— Start of Dataset records —

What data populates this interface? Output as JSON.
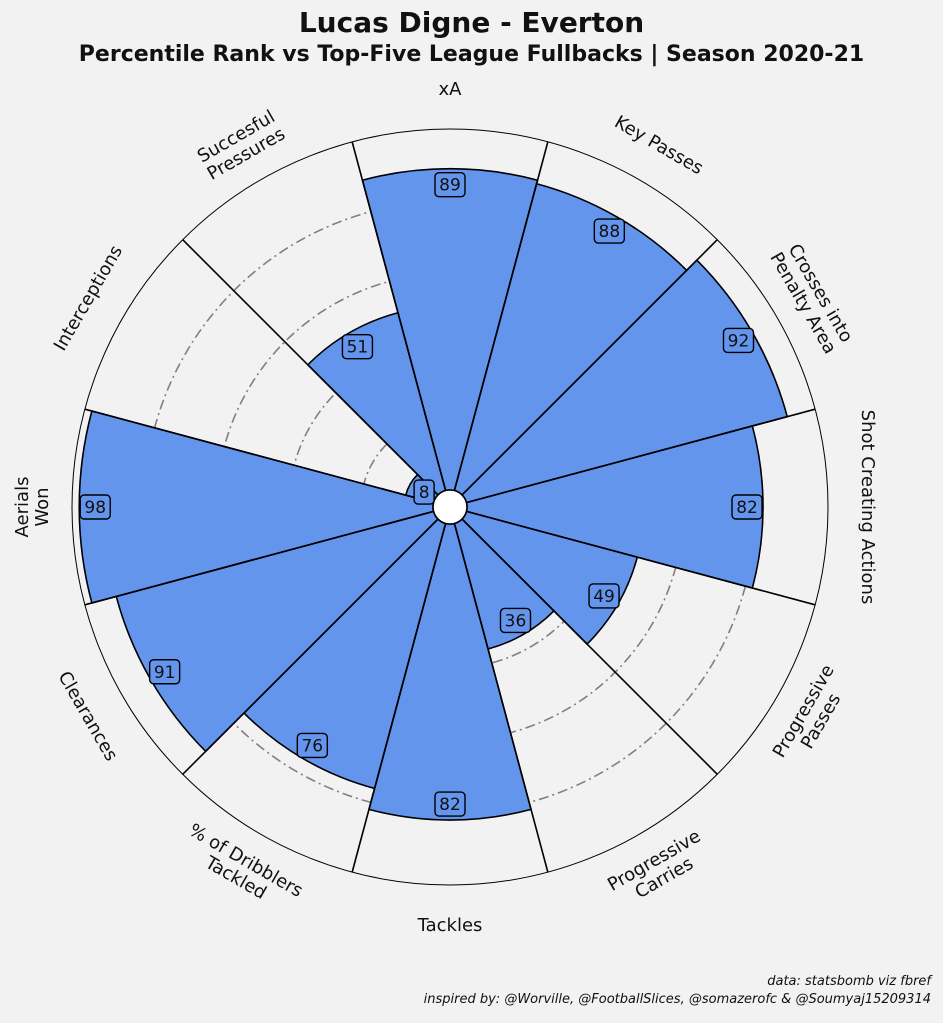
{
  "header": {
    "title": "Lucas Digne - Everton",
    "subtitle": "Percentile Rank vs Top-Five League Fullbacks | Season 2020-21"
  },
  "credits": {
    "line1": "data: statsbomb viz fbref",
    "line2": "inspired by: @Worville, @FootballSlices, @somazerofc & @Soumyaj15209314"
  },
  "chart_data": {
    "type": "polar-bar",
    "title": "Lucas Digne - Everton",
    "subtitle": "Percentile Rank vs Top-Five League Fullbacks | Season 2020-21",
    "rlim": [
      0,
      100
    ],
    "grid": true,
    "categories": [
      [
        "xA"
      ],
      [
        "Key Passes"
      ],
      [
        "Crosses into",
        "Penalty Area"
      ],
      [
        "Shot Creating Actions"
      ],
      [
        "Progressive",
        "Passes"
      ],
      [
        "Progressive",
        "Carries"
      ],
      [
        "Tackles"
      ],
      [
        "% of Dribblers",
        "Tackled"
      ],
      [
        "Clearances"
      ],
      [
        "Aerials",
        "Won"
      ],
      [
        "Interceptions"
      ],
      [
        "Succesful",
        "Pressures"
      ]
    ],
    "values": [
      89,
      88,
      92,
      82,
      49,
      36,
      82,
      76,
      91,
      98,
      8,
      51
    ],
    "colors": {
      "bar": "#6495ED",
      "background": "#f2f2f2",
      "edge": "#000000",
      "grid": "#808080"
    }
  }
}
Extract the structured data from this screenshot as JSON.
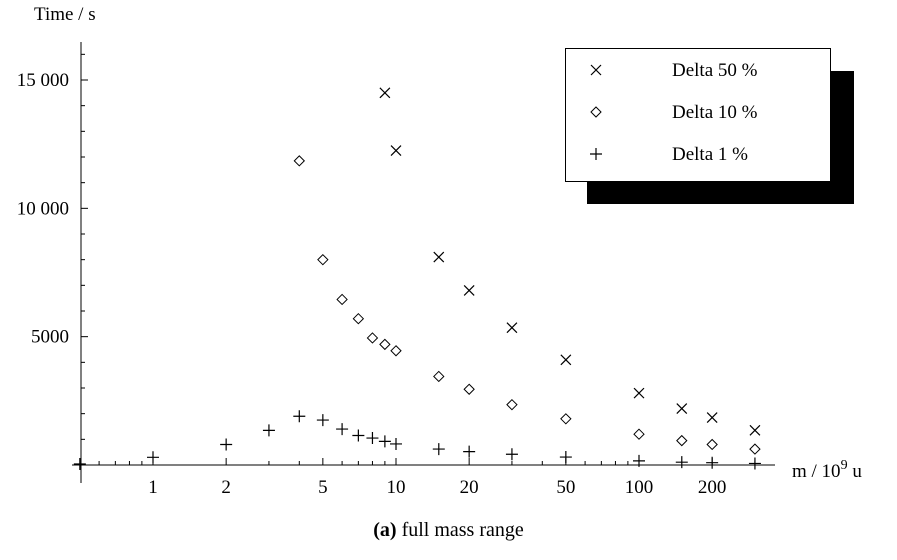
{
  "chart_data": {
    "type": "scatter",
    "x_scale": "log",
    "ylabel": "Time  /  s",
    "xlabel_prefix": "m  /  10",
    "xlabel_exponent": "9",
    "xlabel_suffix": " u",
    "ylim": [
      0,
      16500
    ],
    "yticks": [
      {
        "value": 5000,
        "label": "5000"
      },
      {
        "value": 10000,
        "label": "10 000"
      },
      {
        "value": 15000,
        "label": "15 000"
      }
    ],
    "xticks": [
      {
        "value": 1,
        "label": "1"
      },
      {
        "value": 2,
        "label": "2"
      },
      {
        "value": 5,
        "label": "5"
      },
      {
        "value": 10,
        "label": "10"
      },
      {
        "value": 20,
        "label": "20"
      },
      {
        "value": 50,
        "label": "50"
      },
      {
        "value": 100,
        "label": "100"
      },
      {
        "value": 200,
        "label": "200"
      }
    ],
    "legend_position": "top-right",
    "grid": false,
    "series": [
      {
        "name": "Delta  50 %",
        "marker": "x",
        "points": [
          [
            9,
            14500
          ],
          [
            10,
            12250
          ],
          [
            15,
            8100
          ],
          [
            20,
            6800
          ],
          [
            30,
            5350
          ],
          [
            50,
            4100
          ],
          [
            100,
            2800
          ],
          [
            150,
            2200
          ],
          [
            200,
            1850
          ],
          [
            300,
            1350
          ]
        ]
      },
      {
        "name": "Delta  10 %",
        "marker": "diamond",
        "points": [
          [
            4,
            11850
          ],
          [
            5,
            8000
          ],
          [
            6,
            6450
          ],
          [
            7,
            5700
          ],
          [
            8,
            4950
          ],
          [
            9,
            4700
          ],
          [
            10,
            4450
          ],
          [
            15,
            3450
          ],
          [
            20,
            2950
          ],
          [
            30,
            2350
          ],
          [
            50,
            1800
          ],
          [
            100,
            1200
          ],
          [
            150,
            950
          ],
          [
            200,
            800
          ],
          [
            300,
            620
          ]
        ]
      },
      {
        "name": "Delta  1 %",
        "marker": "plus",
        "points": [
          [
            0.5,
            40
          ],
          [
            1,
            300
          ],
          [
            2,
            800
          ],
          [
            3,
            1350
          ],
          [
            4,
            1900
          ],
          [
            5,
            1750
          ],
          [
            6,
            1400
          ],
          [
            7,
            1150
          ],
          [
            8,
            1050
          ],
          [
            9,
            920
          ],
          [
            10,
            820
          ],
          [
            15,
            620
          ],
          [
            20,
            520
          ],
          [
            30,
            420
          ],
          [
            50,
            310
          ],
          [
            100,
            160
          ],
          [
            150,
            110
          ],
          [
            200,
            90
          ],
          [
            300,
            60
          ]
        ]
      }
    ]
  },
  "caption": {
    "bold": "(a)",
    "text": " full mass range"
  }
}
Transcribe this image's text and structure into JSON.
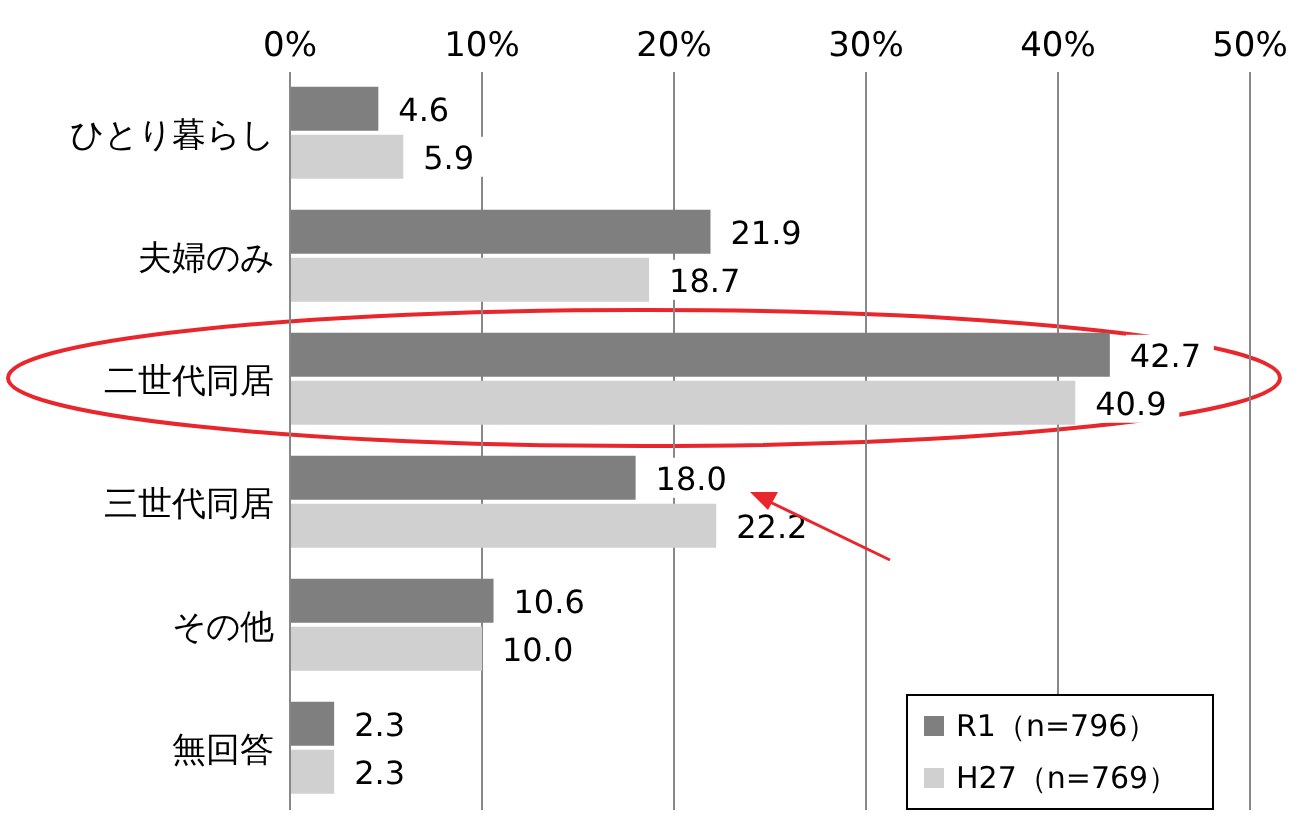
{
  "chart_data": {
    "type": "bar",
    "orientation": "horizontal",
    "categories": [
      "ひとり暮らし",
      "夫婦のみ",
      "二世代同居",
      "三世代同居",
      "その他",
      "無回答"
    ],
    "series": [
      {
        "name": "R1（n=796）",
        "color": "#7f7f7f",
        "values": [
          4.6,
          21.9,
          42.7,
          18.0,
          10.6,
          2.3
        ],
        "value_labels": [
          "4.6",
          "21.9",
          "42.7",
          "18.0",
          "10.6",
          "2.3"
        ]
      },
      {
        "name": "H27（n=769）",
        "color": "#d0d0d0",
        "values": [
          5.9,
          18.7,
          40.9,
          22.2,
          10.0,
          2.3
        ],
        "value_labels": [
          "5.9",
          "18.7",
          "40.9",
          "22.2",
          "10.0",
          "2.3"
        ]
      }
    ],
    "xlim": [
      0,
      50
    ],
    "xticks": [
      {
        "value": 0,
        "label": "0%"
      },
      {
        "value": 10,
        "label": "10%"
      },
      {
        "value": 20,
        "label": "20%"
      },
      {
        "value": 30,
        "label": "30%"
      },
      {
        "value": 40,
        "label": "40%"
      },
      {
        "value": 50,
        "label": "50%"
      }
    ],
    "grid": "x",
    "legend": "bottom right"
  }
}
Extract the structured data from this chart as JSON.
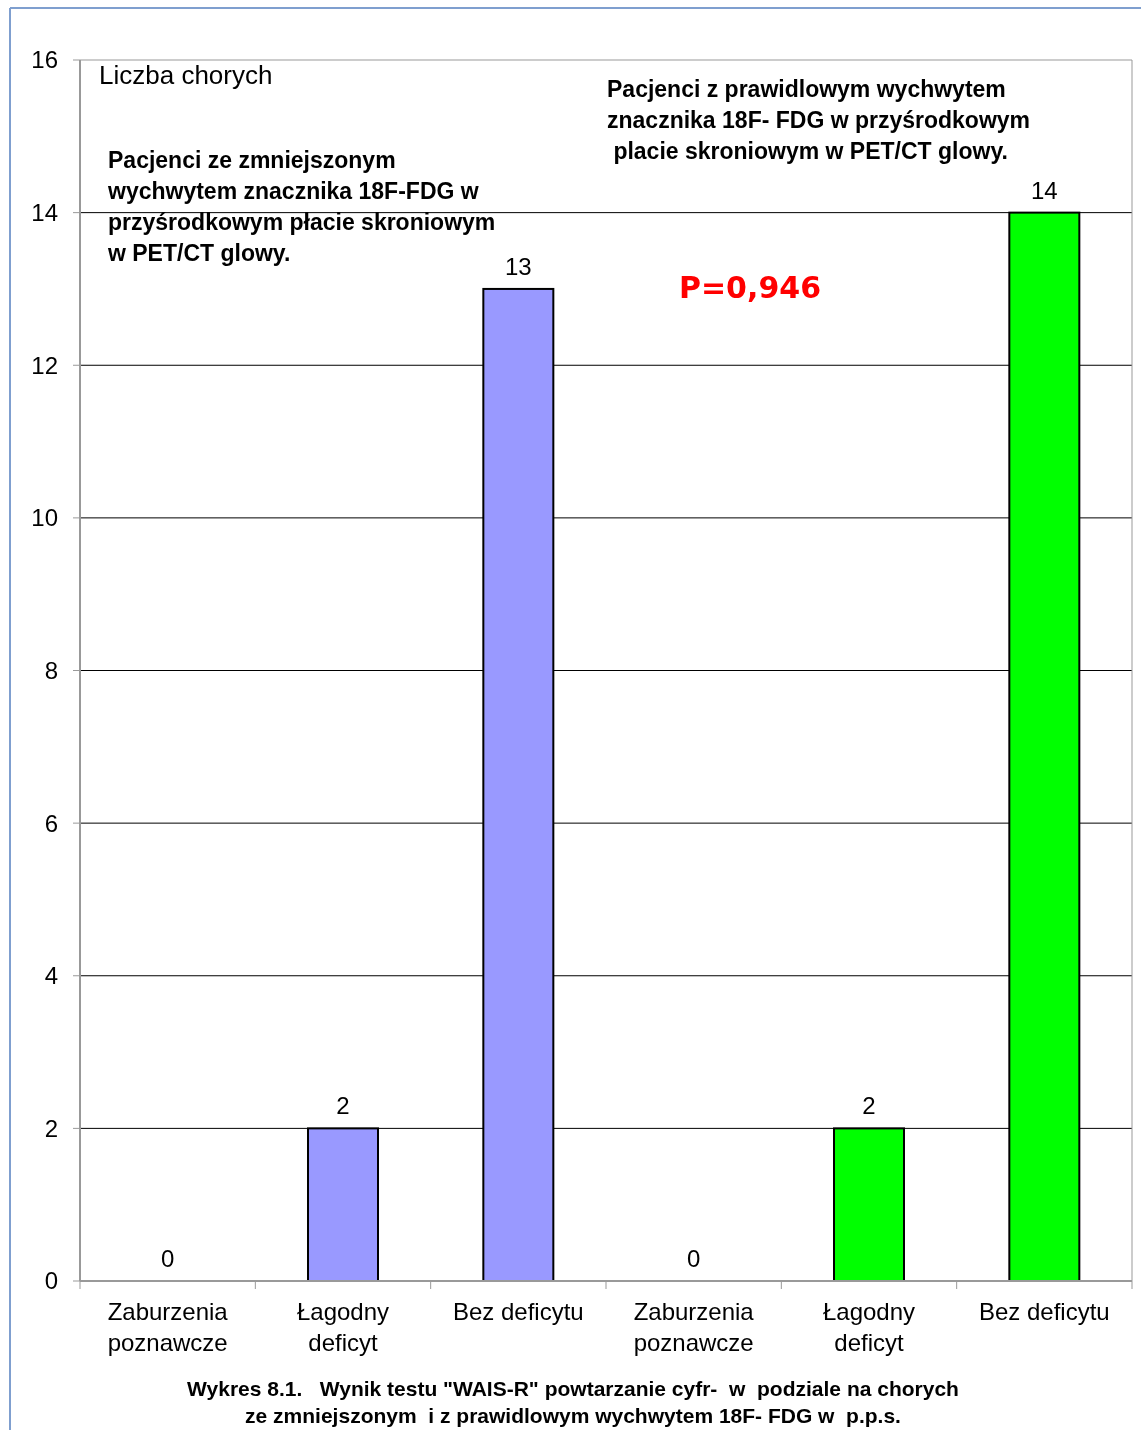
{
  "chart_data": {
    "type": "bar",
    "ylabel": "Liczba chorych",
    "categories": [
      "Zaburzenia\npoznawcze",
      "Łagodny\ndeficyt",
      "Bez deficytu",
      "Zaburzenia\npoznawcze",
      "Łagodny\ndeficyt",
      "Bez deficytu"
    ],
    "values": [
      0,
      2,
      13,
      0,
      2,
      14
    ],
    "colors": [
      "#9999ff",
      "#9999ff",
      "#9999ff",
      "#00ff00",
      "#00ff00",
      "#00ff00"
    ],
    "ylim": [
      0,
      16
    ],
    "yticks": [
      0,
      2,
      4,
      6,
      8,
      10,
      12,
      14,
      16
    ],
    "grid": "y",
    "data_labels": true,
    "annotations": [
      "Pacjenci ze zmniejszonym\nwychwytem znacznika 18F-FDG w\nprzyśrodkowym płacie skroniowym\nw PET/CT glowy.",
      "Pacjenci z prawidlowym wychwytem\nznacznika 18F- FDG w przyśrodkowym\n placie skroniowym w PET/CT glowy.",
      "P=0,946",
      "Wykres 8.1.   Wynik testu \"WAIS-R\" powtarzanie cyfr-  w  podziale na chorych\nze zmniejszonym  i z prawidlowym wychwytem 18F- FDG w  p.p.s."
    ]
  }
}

— End of Dataset records —

The data above should be repeated exactly, minus any pictures.

Exercise answer ▸
What data populates this interface? Output as JSON.
{
  "header": {
    "title": "Lucas Digne - Everton",
    "subtitle": "Percentile Rank vs Top-Five League Fullbacks | Season 2020-21"
  },
  "credits": {
    "line1": "data: statsbomb viz fbref",
    "line2": "inspired by: @Worville, @FootballSlices, @somazerofc & @Soumyaj15209314"
  },
  "chart_data": {
    "type": "polar-bar",
    "title": "Lucas Digne - Everton",
    "subtitle": "Percentile Rank vs Top-Five League Fullbacks | Season 2020-21",
    "rlim": [
      0,
      100
    ],
    "grid": true,
    "categories": [
      [
        "xA"
      ],
      [
        "Key Passes"
      ],
      [
        "Crosses into",
        "Penalty Area"
      ],
      [
        "Shot Creating Actions"
      ],
      [
        "Progressive",
        "Passes"
      ],
      [
        "Progressive",
        "Carries"
      ],
      [
        "Tackles"
      ],
      [
        "% of Dribblers",
        "Tackled"
      ],
      [
        "Clearances"
      ],
      [
        "Aerials",
        "Won"
      ],
      [
        "Interceptions"
      ],
      [
        "Succesful",
        "Pressures"
      ]
    ],
    "values": [
      89,
      88,
      92,
      82,
      49,
      36,
      82,
      76,
      91,
      98,
      8,
      51
    ],
    "colors": {
      "bar": "#6495ED",
      "background": "#f2f2f2",
      "edge": "#000000",
      "grid": "#808080"
    }
  }
}
Extract the structured data from this screenshot as JSON.
{
  "chart_data": {
    "type": "scatter",
    "x_scale": "log",
    "ylabel": "Time  /  s",
    "xlabel_prefix": "m  /  10",
    "xlabel_exponent": "9",
    "xlabel_suffix": " u",
    "ylim": [
      0,
      16500
    ],
    "yticks": [
      {
        "value": 5000,
        "label": "5000"
      },
      {
        "value": 10000,
        "label": "10 000"
      },
      {
        "value": 15000,
        "label": "15 000"
      }
    ],
    "xticks": [
      {
        "value": 1,
        "label": "1"
      },
      {
        "value": 2,
        "label": "2"
      },
      {
        "value": 5,
        "label": "5"
      },
      {
        "value": 10,
        "label": "10"
      },
      {
        "value": 20,
        "label": "20"
      },
      {
        "value": 50,
        "label": "50"
      },
      {
        "value": 100,
        "label": "100"
      },
      {
        "value": 200,
        "label": "200"
      }
    ],
    "legend_position": "top-right",
    "grid": false,
    "series": [
      {
        "name": "Delta  50 %",
        "marker": "x",
        "points": [
          [
            9,
            14500
          ],
          [
            10,
            12250
          ],
          [
            15,
            8100
          ],
          [
            20,
            6800
          ],
          [
            30,
            5350
          ],
          [
            50,
            4100
          ],
          [
            100,
            2800
          ],
          [
            150,
            2200
          ],
          [
            200,
            1850
          ],
          [
            300,
            1350
          ]
        ]
      },
      {
        "name": "Delta  10 %",
        "marker": "diamond",
        "points": [
          [
            4,
            11850
          ],
          [
            5,
            8000
          ],
          [
            6,
            6450
          ],
          [
            7,
            5700
          ],
          [
            8,
            4950
          ],
          [
            9,
            4700
          ],
          [
            10,
            4450
          ],
          [
            15,
            3450
          ],
          [
            20,
            2950
          ],
          [
            30,
            2350
          ],
          [
            50,
            1800
          ],
          [
            100,
            1200
          ],
          [
            150,
            950
          ],
          [
            200,
            800
          ],
          [
            300,
            620
          ]
        ]
      },
      {
        "name": "Delta  1 %",
        "marker": "plus",
        "points": [
          [
            0.5,
            40
          ],
          [
            1,
            300
          ],
          [
            2,
            800
          ],
          [
            3,
            1350
          ],
          [
            4,
            1900
          ],
          [
            5,
            1750
          ],
          [
            6,
            1400
          ],
          [
            7,
            1150
          ],
          [
            8,
            1050
          ],
          [
            9,
            920
          ],
          [
            10,
            820
          ],
          [
            15,
            620
          ],
          [
            20,
            520
          ],
          [
            30,
            420
          ],
          [
            50,
            310
          ],
          [
            100,
            160
          ],
          [
            150,
            110
          ],
          [
            200,
            90
          ],
          [
            300,
            60
          ]
        ]
      }
    ]
  },
  "caption": {
    "bold": "(a)",
    "text": " full mass range"
  }
}
Transcribe this image's text and structure into JSON.
{
  "chart_data": {
    "type": "bar",
    "orientation": "horizontal",
    "categories": [
      "ひとり暮らし",
      "夫婦のみ",
      "二世代同居",
      "三世代同居",
      "その他",
      "無回答"
    ],
    "series": [
      {
        "name": "R1（n=796）",
        "color": "#7f7f7f",
        "values": [
          4.6,
          21.9,
          42.7,
          18.0,
          10.6,
          2.3
        ],
        "value_labels": [
          "4.6",
          "21.9",
          "42.7",
          "18.0",
          "10.6",
          "2.3"
        ]
      },
      {
        "name": "H27（n=769）",
        "color": "#d0d0d0",
        "values": [
          5.9,
          18.7,
          40.9,
          22.2,
          10.0,
          2.3
        ],
        "value_labels": [
          "5.9",
          "18.7",
          "40.9",
          "22.2",
          "10.0",
          "2.3"
        ]
      }
    ],
    "xlim": [
      0,
      50
    ],
    "xticks": [
      {
        "value": 0,
        "label": "0%"
      },
      {
        "value": 10,
        "label": "10%"
      },
      {
        "value": 20,
        "label": "20%"
      },
      {
        "value": 30,
        "label": "30%"
      },
      {
        "value": 40,
        "label": "40%"
      },
      {
        "value": 50,
        "label": "50%"
      }
    ],
    "grid": "x",
    "legend": "bottom right"
  }
}
Extract the structured data from this chart as JSON.
{
  "chart_data": {
    "type": "bar",
    "ylabel": "Liczba chorych",
    "categories": [
      "Zaburzenia\npoznawcze",
      "Łagodny\ndeficyt",
      "Bez deficytu",
      "Zaburzenia\npoznawcze",
      "Łagodny\ndeficyt",
      "Bez deficytu"
    ],
    "values": [
      0,
      2,
      13,
      0,
      2,
      14
    ],
    "colors": [
      "#9999ff",
      "#9999ff",
      "#9999ff",
      "#00ff00",
      "#00ff00",
      "#00ff00"
    ],
    "ylim": [
      0,
      16
    ],
    "yticks": [
      0,
      2,
      4,
      6,
      8,
      10,
      12,
      14,
      16
    ],
    "grid": "y",
    "data_labels": true,
    "annotations": [
      "Pacjenci ze zmniejszonym\nwychwytem znacznika 18F-FDG w\nprzyśrodkowym płacie skroniowym\nw PET/CT glowy.",
      "Pacjenci z prawidlowym wychwytem\nznacznika 18F- FDG w przyśrodkowym\n placie skroniowym w PET/CT glowy.",
      "P=0,946",
      "Wykres 8.1.   Wynik testu \"WAIS-R\" powtarzanie cyfr-  w  podziale na chorych\nze zmniejszonym  i z prawidlowym wychwytem 18F- FDG w  p.p.s."
    ]
  }
}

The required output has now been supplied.